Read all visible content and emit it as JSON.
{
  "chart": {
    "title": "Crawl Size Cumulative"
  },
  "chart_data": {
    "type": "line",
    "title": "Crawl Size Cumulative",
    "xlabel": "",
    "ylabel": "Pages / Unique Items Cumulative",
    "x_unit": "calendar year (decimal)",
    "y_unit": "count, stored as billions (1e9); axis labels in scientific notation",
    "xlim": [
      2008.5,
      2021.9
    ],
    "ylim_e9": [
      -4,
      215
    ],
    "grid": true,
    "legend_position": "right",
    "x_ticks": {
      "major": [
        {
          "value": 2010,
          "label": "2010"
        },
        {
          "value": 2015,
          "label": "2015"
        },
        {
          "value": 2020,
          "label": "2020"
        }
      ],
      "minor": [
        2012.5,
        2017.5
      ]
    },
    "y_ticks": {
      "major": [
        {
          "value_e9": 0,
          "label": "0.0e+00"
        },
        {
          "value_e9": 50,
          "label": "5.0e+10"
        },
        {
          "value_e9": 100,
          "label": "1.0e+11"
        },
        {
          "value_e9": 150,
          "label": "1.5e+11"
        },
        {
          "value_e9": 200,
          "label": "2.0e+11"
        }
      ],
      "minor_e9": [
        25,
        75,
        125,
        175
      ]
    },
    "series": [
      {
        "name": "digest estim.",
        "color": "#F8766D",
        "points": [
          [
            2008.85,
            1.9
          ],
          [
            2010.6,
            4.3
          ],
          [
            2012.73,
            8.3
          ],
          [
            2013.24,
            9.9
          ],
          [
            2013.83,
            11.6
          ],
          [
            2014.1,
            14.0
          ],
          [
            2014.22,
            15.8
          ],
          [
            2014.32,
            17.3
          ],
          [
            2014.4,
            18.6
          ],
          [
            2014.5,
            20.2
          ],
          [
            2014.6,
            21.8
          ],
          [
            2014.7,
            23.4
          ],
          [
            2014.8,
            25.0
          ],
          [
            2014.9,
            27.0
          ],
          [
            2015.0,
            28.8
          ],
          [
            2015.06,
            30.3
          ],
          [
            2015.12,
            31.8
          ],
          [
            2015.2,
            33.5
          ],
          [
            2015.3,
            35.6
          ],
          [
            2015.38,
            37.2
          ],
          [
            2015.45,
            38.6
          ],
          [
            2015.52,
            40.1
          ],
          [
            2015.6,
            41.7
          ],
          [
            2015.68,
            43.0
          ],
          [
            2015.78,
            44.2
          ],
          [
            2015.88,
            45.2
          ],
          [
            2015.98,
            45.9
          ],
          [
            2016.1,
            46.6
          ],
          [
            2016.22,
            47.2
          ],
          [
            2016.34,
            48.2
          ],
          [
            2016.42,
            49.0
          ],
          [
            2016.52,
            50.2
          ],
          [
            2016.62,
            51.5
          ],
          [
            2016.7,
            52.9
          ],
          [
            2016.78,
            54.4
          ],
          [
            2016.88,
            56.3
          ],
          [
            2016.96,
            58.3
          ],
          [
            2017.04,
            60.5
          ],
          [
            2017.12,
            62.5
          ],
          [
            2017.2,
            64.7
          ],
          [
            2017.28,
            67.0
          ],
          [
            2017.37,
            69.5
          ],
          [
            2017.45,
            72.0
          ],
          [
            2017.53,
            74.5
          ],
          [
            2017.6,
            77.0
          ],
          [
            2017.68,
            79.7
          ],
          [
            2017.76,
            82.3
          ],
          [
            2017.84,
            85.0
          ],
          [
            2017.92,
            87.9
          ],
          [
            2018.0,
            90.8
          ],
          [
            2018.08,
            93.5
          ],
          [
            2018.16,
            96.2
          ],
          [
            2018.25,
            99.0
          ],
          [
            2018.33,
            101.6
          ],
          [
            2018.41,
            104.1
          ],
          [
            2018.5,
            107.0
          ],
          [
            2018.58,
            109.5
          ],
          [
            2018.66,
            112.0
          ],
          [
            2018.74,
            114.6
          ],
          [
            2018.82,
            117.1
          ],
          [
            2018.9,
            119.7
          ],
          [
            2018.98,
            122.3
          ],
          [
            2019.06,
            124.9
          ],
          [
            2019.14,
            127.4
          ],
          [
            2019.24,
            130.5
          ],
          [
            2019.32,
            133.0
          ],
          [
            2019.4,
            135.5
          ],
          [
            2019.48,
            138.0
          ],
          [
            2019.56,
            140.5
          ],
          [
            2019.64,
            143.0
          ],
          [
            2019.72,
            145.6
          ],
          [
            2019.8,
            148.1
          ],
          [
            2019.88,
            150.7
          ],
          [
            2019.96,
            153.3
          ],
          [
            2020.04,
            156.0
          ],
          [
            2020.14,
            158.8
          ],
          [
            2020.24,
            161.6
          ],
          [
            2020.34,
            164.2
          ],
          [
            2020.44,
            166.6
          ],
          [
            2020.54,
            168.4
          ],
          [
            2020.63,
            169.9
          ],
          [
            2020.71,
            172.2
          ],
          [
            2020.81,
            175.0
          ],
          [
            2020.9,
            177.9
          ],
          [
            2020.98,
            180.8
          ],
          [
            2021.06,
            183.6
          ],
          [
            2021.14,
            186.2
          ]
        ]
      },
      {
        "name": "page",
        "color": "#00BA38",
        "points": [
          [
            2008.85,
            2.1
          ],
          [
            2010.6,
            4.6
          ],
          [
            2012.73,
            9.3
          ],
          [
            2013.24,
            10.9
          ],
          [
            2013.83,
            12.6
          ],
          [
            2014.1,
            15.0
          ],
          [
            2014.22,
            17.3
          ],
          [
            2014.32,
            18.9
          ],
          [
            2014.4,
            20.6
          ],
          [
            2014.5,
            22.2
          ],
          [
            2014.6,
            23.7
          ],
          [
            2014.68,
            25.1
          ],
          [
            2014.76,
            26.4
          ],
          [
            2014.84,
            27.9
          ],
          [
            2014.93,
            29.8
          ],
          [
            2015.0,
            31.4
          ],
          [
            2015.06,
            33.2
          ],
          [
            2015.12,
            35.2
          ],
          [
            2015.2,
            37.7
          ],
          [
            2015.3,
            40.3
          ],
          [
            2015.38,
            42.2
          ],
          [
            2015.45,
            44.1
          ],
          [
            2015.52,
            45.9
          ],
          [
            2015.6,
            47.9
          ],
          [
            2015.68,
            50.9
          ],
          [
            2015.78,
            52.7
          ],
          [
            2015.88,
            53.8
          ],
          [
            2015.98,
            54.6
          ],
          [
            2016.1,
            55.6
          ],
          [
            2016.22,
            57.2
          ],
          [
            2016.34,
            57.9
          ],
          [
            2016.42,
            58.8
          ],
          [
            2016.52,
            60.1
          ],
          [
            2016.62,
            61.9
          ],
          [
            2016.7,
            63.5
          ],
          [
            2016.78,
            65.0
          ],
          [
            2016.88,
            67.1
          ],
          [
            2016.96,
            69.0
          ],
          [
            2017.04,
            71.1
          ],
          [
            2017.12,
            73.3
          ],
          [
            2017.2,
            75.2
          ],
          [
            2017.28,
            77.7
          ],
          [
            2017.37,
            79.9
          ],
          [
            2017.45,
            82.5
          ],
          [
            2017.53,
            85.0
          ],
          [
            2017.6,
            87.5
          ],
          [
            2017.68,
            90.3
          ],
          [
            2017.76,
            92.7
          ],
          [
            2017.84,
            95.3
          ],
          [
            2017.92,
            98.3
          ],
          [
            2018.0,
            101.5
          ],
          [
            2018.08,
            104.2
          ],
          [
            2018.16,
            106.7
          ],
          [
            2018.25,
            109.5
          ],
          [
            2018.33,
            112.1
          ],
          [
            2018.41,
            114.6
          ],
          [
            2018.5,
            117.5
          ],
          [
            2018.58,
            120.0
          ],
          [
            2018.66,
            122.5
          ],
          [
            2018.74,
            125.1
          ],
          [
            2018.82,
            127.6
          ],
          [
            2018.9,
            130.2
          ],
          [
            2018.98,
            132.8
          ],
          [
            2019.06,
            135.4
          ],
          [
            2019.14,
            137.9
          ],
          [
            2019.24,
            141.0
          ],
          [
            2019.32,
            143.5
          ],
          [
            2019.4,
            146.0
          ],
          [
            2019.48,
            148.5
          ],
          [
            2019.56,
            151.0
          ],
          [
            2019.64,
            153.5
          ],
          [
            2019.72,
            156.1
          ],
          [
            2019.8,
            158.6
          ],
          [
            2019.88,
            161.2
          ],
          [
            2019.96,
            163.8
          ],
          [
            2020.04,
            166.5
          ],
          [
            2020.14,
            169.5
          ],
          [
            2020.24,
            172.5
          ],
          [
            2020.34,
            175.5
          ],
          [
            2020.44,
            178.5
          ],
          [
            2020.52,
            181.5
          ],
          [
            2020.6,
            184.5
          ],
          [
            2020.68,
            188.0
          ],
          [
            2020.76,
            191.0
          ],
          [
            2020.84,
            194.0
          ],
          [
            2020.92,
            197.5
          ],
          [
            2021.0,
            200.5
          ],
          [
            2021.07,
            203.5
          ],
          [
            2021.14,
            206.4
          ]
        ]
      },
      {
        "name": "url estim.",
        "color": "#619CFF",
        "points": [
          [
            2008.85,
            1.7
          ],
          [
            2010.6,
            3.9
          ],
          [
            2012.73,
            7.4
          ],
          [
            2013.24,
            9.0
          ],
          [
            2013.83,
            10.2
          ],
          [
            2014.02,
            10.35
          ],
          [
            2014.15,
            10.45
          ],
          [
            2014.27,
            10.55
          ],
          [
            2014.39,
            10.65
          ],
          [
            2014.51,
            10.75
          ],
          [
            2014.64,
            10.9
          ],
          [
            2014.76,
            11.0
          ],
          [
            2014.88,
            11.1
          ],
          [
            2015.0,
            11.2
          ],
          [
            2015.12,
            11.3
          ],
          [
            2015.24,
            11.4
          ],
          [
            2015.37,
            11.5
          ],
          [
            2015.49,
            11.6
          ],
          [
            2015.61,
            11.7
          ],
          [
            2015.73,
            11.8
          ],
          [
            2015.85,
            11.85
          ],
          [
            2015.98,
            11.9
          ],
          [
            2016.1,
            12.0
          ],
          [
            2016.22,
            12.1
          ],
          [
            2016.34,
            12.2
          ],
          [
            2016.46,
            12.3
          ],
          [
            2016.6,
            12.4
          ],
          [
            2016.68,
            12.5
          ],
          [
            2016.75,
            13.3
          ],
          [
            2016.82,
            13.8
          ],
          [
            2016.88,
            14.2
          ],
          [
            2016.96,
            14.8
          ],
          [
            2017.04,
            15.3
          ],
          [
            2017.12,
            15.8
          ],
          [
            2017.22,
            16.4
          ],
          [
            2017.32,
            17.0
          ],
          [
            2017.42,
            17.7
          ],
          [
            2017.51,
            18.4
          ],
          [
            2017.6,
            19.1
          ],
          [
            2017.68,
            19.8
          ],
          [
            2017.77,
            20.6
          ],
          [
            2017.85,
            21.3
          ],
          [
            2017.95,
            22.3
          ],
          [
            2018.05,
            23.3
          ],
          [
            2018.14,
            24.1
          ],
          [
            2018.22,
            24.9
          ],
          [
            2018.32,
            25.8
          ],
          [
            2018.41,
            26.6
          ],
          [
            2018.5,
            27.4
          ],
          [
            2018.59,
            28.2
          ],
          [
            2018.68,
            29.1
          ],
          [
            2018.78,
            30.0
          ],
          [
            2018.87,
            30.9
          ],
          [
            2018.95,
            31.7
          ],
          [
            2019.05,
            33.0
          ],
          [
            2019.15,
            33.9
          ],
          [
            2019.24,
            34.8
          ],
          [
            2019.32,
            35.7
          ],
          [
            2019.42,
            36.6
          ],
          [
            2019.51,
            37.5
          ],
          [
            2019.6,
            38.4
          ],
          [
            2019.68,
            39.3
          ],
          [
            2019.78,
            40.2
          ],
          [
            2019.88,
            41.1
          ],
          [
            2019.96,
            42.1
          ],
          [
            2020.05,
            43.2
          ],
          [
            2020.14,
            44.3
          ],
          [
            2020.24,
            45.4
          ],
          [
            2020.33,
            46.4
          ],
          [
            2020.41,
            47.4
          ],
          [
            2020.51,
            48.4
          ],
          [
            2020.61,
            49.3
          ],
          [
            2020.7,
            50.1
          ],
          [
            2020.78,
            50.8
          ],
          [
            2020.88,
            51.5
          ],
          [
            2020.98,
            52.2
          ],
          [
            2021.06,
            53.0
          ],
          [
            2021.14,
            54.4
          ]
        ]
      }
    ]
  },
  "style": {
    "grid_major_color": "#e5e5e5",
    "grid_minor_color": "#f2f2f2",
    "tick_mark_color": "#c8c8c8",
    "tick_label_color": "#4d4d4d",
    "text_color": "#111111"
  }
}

* * *

**Task statement:**
Filter the entries above down to the lines containing the word "title".

**Solution:**
    "title": "Crawl Size Cumulative"
    "title": "Crawl Size Cumulative",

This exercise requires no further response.